▸ Texto extraído

I. En primer lugar, pues, por lo que toca a los estudios, queremos, y
definitivamente mandamos, que la filosofía escolástica se ponga por fundamento
de los estudios sagrados. A la verdad, «si hay alguna cosa tratada por los
escolásticos con demasiada sutileza o enseñada inconsideradamente, si hay algo
menos concorde con las doctrinas comprobadas de los tiempos modernos, o
finalmente, que de ningún modo se puede aprobar, de ninguna manera está en
nuestro ánimo proponerlo para que sea seguido en nuestro tiempo»(24). Lo
principal que es preciso notar es que, cuando prescribimos que se siga la
filosofía escolástica, entendemos principalmente la que enseñó Santo Tomás de
Aquino, acerca de la cual, cuanto decretó nuestro predecesor queremos que siga
vigente y, en cuanto fuere menester, lo restablecemos y confirmamos, mandando
que por todos sea exactamente observado. A los obispos pertenecerá estimular y
exigir, si en alguna parte se hubiese descuidado en los seminarios, que se
observe en adelante, y lo mismo mandamos a los superiores de las órdenes
religiosas. Y a los maestros les exhortamos a que tengan fijamente presente que
el apartarse del Doctor de Aquino, en especial en las cuestiones metafísicas,
nunca dejará de ser de gran perjuicio.
47.

Datos de elementos y regiones
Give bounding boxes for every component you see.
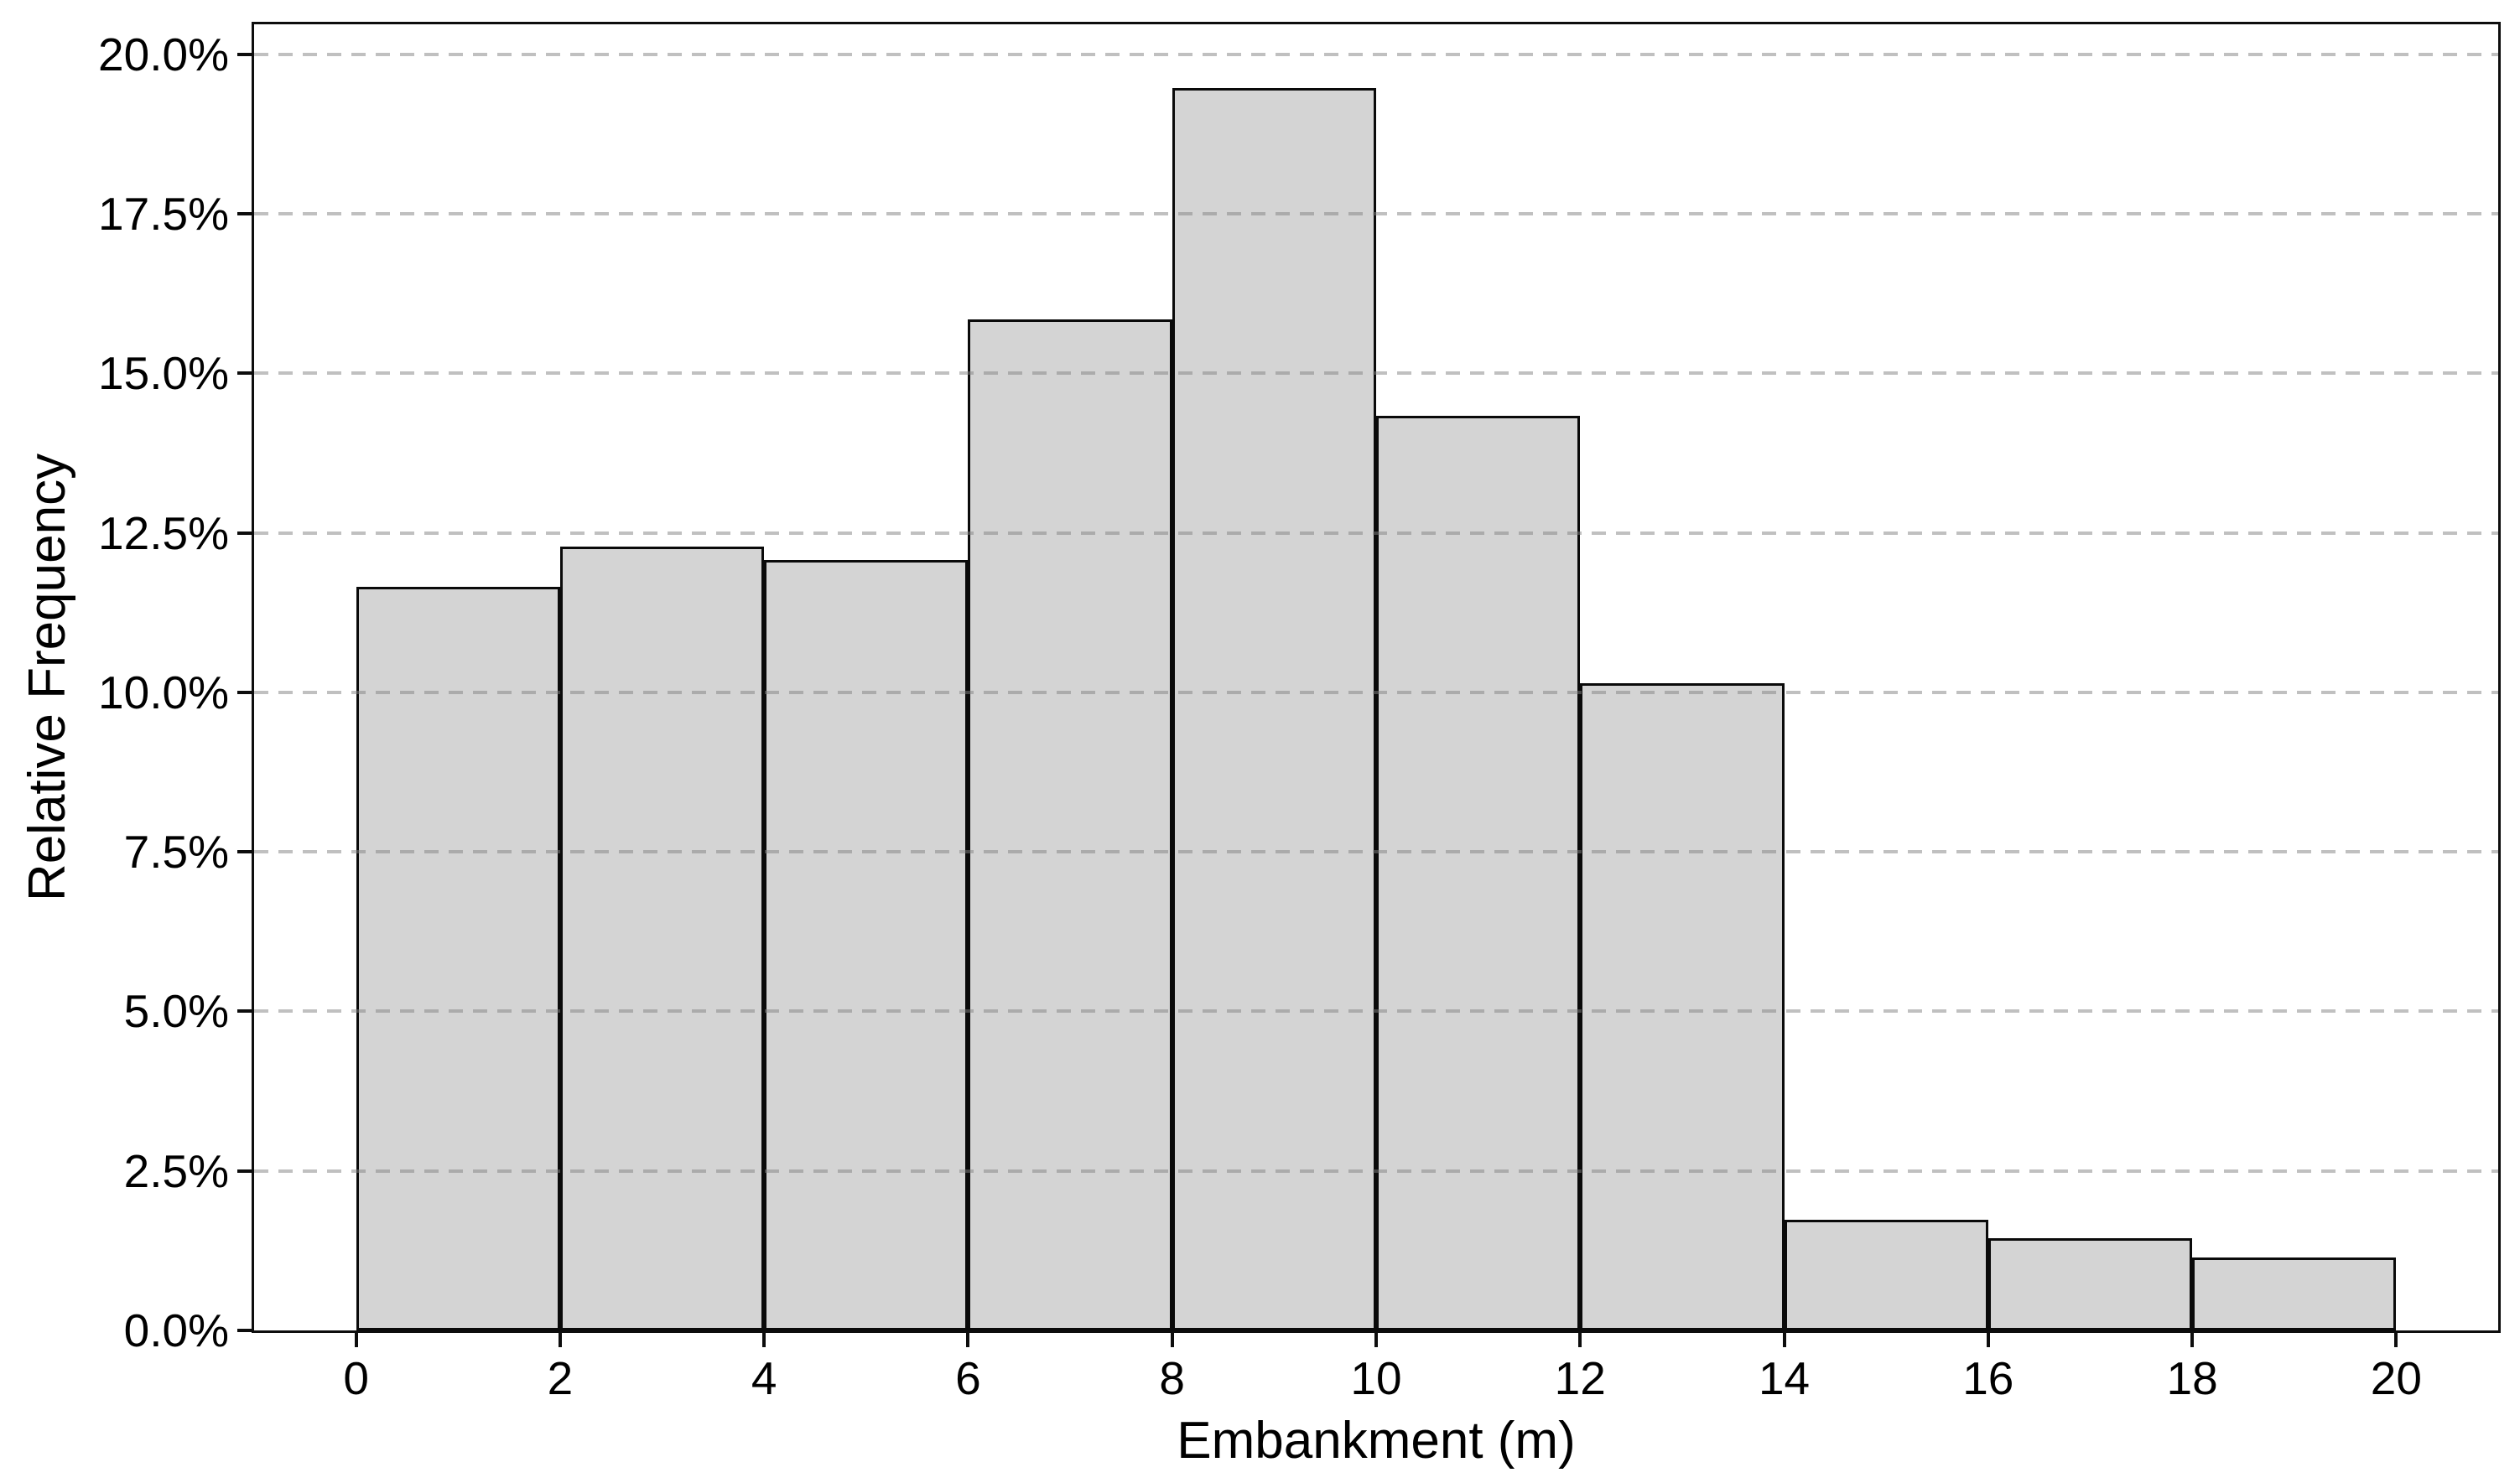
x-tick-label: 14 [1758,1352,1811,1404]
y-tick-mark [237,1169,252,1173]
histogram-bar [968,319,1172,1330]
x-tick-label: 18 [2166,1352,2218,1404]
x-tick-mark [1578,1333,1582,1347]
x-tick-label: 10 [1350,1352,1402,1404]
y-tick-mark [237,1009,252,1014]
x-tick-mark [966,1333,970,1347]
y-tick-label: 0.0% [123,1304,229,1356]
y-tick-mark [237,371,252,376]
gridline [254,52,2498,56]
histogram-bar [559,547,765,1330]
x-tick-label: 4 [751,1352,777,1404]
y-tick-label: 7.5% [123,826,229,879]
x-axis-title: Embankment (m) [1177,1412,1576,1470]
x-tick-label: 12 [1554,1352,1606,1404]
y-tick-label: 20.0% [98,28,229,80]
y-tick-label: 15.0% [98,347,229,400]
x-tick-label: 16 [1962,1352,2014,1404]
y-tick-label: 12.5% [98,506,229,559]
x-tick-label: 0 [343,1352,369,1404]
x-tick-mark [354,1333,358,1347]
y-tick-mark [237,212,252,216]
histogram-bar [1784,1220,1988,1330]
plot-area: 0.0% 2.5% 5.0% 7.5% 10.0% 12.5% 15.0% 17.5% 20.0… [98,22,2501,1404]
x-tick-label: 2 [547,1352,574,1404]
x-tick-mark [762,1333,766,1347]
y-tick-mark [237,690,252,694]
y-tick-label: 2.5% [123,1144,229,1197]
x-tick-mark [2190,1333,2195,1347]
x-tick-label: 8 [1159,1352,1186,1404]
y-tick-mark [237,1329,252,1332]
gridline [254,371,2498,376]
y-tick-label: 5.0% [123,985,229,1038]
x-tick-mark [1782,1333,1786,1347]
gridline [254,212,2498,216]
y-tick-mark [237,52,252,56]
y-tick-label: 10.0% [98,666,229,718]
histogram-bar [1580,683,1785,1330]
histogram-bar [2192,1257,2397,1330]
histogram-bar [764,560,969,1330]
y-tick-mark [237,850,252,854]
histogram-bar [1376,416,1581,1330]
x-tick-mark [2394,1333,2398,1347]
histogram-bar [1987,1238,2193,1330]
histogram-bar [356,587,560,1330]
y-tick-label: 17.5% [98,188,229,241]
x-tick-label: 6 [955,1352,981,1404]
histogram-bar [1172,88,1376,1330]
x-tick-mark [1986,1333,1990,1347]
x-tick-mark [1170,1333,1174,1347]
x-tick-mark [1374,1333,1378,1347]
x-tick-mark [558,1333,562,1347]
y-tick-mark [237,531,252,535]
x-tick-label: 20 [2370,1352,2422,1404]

▸ La consigna
Responde estas preguntas según el texto sobre la filosofía escolástica:
1. ¿Qué filosofía se manda poner por fundamento de los estudios sagrados?
2. Además de a los obispos, ¿a quiénes se manda lo mismo?
3. ¿En qué cuestiones, en especial, apartarse del Doctor de Aquino será de gran perjuicio?
Los datos no tienen ningún papel en esto.

▸ Resultado
1. La filosofía escolástica.
2. A los superiores de las órdenes religiosas.
3. En las cuestiones metafísicas.